Aim - Copy out every line containing the word "rights".

Material for this exercise -
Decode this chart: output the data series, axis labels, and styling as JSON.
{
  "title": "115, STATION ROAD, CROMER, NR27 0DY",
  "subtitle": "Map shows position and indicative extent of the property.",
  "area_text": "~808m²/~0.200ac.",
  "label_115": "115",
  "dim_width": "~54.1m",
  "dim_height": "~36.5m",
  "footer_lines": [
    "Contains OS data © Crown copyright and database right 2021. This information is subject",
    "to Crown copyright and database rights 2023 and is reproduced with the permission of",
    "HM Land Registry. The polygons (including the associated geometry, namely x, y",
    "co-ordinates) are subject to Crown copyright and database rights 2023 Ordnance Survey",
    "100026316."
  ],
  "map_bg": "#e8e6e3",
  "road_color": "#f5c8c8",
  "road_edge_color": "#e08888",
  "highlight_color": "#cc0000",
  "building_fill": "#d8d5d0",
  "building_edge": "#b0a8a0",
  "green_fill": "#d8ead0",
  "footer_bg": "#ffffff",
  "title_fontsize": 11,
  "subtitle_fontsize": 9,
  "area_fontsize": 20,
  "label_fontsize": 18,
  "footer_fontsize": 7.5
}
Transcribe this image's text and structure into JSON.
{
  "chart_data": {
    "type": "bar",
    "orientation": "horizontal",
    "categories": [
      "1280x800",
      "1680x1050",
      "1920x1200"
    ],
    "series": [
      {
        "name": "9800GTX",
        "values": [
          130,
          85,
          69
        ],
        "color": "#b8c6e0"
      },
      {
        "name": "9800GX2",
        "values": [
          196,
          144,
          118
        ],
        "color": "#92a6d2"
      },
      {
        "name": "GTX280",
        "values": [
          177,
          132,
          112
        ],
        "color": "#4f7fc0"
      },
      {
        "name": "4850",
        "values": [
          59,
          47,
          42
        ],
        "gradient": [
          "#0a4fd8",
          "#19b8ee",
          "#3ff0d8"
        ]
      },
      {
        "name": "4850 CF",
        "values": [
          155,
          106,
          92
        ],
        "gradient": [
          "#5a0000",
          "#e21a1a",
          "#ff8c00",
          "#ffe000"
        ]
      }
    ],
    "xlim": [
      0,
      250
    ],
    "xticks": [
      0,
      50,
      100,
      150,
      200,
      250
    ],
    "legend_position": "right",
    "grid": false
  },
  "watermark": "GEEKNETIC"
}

Task answer -
    "to Crown copyright and database rights 2023 and is reproduced with the permission of",
    "co-ordinates) are subject to Crown copyright and database rights 2023 Ordnance Survey",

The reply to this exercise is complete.